▶ REQUEST: Repeat the entries that follow verbatim, without any of their pictures.

▶ Entries from a visual dataset:
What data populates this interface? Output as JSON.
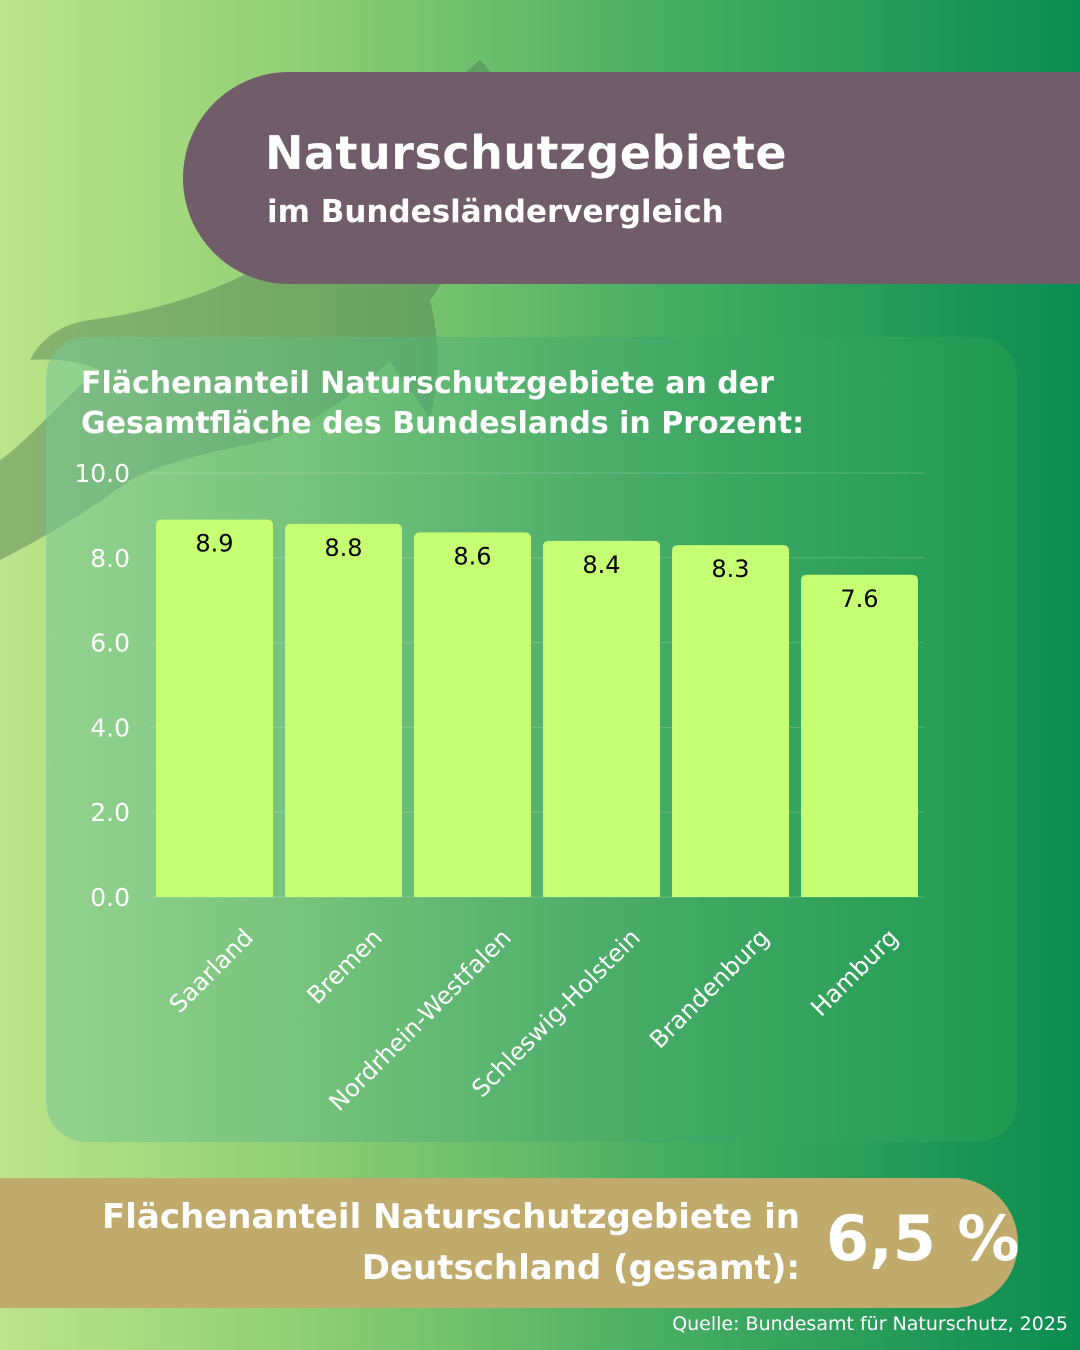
{
  "header": {
    "title": "Naturschutzgebiete",
    "subtitle": "im Bundesländervergleich"
  },
  "chart_data": {
    "type": "bar",
    "title": "Flächenanteil Naturschutzgebiete an der Gesamtfläche des Bundeslands in Prozent:",
    "categories": [
      "Saarland",
      "Bremen",
      "Nordrhein-Westfalen",
      "Schleswig-Holstein",
      "Brandenburg",
      "Hamburg"
    ],
    "values": [
      8.9,
      8.8,
      8.6,
      8.4,
      8.3,
      7.6
    ],
    "data_labels": [
      "8.9",
      "8.8",
      "8.6",
      "8.4",
      "8.3",
      "7.6"
    ],
    "ylim": [
      0,
      10
    ],
    "yticks": [
      "0.0",
      "2.0",
      "4.0",
      "6.0",
      "8.0",
      "10.0"
    ],
    "grid": true,
    "bar_color": "#c5fe72",
    "label_color": "#000000"
  },
  "footer": {
    "label_line1": "Flächenanteil Naturschutzgebiete in",
    "label_line2": "Deutschland (gesamt):",
    "value": "6,5 %"
  },
  "source": "Quelle: Bundesamt für Naturschutz, 2025",
  "colors": {
    "title_pill": "#715d69",
    "footer_pill": "#c0aa6c"
  }
}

▶ OUTPUT:
What data populates this interface? Output as JSON.
{
  "header": {
    "title": "Naturschutzgebiete",
    "subtitle": "im Bundesländervergleich"
  },
  "chart_data": {
    "type": "bar",
    "title": "Flächenanteil Naturschutzgebiete an der Gesamtfläche des Bundeslands in Prozent:",
    "categories": [
      "Saarland",
      "Bremen",
      "Nordrhein-Westfalen",
      "Schleswig-Holstein",
      "Brandenburg",
      "Hamburg"
    ],
    "values": [
      8.9,
      8.8,
      8.6,
      8.4,
      8.3,
      7.6
    ],
    "data_labels": [
      "8.9",
      "8.8",
      "8.6",
      "8.4",
      "8.3",
      "7.6"
    ],
    "ylim": [
      0,
      10
    ],
    "yticks": [
      "0.0",
      "2.0",
      "4.0",
      "6.0",
      "8.0",
      "10.0"
    ],
    "grid": true,
    "bar_color": "#c5fe72",
    "label_color": "#000000"
  },
  "footer": {
    "label_line1": "Flächenanteil Naturschutzgebiete in",
    "label_line2": "Deutschland (gesamt):",
    "value": "6,5 %"
  },
  "source": "Quelle: Bundesamt für Naturschutz, 2025",
  "colors": {
    "title_pill": "#715d69",
    "footer_pill": "#c0aa6c"
  }
}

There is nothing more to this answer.